Tasks
[1] Please copy the blog post about thrift finds word for word, everything from "I told myself" down to "all scrunched up.".
[2] In the blog post about thrift finds, what brand is the silver sequin cardigan?
[3] Write what comes next in the blog post about thrift finds, picking up after its final sentence.

Page excerpt
Yeah. That's right.
I told myself if it was under $3, I'd get it for shock value and to wear for New Years. EVERY New Year. And may be for Halloween, when I want to go as the Disco Ball. It's a Robert Ribkoff cardigan, (he's somebody fancy!) in silver, with silver sequins, all scrunched up.
And, I'm a little hesitatant to post this, but, how do we feel about shortalls?
With boots? And a belt? Or no belt? I know, the overwhelming opinion is probably "no shortalls", but it's too late. $5 got them AND the cardigan, and some unsuspecting public, somewhere, soon is going to be subjected to me wearing shortalls. Brought to you by Chip and Pepper (Jesse and Google told me they're somebody, so I did a little brand whoring unknowingly).
The side view is decidedly less farmer like. You know, cause it looks like shorts. May I'll just scoot up to people sideways when I wear it. And wear it I will. I also figure if I can't ever bring myself to leave the house in either the Disco Ball Shirt or the shorticals, I can Ebay them.

Record set

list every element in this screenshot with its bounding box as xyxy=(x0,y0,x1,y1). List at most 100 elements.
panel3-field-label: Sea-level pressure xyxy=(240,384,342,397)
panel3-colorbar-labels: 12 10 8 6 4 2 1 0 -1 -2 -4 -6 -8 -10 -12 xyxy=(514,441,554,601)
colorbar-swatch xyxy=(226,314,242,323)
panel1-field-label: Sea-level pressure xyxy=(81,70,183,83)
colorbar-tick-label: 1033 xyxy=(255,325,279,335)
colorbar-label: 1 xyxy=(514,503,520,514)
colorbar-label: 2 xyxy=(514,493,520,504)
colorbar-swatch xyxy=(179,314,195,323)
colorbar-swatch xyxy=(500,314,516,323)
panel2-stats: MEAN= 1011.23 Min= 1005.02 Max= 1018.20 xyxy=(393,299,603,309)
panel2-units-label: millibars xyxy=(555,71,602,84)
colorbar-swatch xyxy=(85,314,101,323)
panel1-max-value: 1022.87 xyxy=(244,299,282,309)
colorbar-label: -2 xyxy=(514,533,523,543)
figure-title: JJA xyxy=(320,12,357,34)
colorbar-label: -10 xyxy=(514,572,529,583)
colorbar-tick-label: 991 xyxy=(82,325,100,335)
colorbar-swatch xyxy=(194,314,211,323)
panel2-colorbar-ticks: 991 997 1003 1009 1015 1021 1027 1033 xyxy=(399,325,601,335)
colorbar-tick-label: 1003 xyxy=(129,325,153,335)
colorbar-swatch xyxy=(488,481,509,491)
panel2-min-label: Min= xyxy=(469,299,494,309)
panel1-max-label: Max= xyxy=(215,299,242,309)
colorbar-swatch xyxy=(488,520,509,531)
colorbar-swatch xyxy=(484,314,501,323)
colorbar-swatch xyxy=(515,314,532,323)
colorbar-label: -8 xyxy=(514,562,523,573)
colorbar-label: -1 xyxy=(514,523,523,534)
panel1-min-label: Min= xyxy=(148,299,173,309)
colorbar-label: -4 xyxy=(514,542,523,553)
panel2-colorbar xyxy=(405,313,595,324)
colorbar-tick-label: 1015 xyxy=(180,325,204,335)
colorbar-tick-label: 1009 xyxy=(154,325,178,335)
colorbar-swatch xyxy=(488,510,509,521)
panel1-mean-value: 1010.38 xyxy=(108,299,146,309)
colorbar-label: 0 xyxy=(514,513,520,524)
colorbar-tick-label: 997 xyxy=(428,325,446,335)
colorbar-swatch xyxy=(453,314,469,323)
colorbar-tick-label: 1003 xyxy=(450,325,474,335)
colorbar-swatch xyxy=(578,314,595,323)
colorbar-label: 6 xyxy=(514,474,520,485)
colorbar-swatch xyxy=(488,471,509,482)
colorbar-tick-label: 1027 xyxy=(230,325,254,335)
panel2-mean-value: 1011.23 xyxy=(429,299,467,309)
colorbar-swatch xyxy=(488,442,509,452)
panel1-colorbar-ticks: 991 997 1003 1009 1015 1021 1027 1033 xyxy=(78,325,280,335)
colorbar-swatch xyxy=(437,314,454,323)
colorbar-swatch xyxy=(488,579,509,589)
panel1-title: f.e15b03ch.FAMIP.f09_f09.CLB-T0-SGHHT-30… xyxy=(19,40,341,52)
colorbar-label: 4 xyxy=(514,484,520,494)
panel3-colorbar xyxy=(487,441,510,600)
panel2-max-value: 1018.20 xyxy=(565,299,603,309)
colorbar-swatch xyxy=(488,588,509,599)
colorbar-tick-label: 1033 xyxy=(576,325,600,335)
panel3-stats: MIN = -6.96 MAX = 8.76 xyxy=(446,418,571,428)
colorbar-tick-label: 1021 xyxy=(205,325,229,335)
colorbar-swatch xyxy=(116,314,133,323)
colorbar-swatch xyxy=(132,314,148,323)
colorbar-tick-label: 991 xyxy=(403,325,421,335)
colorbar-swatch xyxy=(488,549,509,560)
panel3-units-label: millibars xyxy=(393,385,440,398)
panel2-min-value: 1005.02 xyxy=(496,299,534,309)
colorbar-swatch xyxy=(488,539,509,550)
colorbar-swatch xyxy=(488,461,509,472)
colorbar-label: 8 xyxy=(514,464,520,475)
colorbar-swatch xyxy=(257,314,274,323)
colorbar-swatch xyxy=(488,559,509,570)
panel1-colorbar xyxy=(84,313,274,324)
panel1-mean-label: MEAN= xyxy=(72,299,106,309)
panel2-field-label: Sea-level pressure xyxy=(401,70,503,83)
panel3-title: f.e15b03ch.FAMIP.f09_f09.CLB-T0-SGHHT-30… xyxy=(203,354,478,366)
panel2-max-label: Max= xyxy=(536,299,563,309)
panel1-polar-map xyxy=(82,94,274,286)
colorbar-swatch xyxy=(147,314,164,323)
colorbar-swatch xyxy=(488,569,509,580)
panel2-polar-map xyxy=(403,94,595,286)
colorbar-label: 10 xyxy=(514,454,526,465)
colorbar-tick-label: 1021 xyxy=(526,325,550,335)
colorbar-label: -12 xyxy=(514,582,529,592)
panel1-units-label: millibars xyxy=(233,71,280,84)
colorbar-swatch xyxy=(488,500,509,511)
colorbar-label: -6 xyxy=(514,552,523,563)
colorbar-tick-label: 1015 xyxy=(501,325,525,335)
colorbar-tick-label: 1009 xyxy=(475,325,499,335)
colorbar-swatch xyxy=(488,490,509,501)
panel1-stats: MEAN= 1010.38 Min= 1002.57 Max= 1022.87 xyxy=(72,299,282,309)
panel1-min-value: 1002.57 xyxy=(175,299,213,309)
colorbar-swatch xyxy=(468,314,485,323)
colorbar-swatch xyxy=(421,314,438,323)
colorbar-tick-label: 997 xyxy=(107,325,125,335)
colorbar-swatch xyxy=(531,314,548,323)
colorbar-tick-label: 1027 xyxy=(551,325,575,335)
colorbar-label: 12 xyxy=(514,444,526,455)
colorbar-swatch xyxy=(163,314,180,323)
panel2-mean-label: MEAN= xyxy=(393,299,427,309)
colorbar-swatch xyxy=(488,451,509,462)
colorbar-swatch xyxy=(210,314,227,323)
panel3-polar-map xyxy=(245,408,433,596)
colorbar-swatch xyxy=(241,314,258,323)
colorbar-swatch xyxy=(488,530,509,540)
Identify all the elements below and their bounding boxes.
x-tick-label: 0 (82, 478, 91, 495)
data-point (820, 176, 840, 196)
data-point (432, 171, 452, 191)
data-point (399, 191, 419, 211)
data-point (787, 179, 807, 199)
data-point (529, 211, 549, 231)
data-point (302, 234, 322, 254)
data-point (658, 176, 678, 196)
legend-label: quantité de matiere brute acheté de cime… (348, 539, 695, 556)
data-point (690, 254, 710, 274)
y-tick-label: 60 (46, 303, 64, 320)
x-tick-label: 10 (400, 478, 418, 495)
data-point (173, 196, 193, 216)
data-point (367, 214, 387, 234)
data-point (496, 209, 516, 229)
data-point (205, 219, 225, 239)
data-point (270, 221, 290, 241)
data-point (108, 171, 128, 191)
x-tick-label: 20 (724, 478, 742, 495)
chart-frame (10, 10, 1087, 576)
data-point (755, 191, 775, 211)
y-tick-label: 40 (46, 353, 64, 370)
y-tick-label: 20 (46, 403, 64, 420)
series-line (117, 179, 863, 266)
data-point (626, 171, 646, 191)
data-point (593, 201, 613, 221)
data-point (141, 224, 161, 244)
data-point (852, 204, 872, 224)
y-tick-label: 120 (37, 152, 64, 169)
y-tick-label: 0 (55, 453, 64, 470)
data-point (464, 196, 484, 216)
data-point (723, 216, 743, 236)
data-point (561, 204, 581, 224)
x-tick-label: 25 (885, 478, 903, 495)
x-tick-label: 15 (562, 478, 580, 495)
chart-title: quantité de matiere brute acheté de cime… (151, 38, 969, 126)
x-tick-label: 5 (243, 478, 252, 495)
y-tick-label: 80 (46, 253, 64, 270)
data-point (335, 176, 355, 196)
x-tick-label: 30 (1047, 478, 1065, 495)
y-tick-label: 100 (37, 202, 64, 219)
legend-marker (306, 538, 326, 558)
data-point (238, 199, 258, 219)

Answers by task
[1]
I told myself if it was under $3, I'd get it for shock value and to wear for New Years. EVERY New Year. And may be for Halloween, when I want to go as the Disco Ball. It's a Robert Ribkoff cardigan, (he's somebody fancy!) in silver, with silver sequins, all scrunched up.

[2] Robert Ribkoff

[3]
There was also the most amazing vintage cat, wooden, the kind you pull, and it rolls, and the little paws move.. But this little kid had it, and wouldn't give it up. I heard his mother say he could have anything if he behaved (awesome tactic, BTW, I mean, you're at a thrift shop, you could let your kid clear out the ENTIRE toy shelf and be out $20). I suggested Jesse go distract his mother while I snuck up on him from behind the dishes rack and snatched the cat, but Jesse reasoned sensibly (ugh) that it would be frowned up.
So, I left sulking, but called later -super creepy stalker like - to find out if they sold a wooden cat to a little blond boy -and!- the cat might still be there. Ha. May be he didn't behave well enough after all! Another trip is in order. In a related story, I am the sort of person who bargains at thrift shops, creeps behind small children, and calls obsessively afterwards stalking a 40 year old wooden toy I have no business buying in the first place. I know this. I am working through it.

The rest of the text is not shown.